(Some records)
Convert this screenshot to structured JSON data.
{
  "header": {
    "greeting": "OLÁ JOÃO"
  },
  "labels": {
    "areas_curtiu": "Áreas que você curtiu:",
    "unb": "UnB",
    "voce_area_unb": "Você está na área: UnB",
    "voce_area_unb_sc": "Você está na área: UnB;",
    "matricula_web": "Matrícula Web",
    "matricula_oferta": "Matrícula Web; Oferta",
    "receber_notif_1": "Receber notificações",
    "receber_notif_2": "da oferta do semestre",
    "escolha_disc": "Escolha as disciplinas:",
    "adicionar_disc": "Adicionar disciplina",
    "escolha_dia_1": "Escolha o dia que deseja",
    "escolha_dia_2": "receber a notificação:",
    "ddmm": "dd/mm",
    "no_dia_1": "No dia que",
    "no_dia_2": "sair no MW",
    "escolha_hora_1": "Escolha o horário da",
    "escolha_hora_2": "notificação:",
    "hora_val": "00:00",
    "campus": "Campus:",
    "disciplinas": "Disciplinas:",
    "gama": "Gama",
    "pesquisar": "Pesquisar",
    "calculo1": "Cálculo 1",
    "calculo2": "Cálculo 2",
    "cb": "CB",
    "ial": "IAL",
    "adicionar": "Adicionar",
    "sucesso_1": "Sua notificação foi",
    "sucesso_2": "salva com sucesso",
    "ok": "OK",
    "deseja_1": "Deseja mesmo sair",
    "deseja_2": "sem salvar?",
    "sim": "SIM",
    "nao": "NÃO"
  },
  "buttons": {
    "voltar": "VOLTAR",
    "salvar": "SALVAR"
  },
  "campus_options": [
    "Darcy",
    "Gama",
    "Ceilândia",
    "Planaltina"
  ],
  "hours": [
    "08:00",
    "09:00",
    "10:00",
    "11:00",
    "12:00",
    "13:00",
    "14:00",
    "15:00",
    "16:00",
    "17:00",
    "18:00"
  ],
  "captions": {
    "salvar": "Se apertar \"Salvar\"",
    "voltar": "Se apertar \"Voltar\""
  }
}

» **SET TASK**: Make an exact copy of the listing, including every line.

» **CORRECT ANSWER**:
Convert this screenshot to structured JSON data.
{
  "header": {
    "greeting": "OLÁ JOÃO"
  },
  "labels": {
    "areas_curtiu": "Áreas que você curtiu:",
    "unb": "UnB",
    "voce_area_unb": "Você está na área: UnB",
    "voce_area_unb_sc": "Você está na área: UnB;",
    "matricula_web": "Matrícula Web",
    "matricula_oferta": "Matrícula Web; Oferta",
    "receber_notif_1": "Receber notificações",
    "receber_notif_2": "da oferta do semestre",
    "escolha_disc": "Escolha as disciplinas:",
    "adicionar_disc": "Adicionar disciplina",
    "escolha_dia_1": "Escolha o dia que deseja",
    "escolha_dia_2": "receber a notificação:",
    "ddmm": "dd/mm",
    "no_dia_1": "No dia que",
    "no_dia_2": "sair no MW",
    "escolha_hora_1": "Escolha o horário da",
    "escolha_hora_2": "notificação:",
    "hora_val": "00:00",
    "campus": "Campus:",
    "disciplinas": "Disciplinas:",
    "gama": "Gama",
    "pesquisar": "Pesquisar",
    "calculo1": "Cálculo 1",
    "calculo2": "Cálculo 2",
    "cb": "CB",
    "ial": "IAL",
    "adicionar": "Adicionar",
    "sucesso_1": "Sua notificação foi",
    "sucesso_2": "salva com sucesso",
    "ok": "OK",
    "deseja_1": "Deseja mesmo sair",
    "deseja_2": "sem salvar?",
    "sim": "SIM",
    "nao": "NÃO"
  },
  "buttons": {
    "voltar": "VOLTAR",
    "salvar": "SALVAR"
  },
  "campus_options": [
    "Darcy",
    "Gama",
    "Ceilândia",
    "Planaltina"
  ],
  "hours": [
    "08:00",
    "09:00",
    "10:00",
    "11:00",
    "12:00",
    "13:00",
    "14:00",
    "15:00",
    "16:00",
    "17:00",
    "18:00"
  ],
  "captions": {
    "salvar": "Se apertar \"Salvar\"",
    "voltar": "Se apertar \"Voltar\""
  }
}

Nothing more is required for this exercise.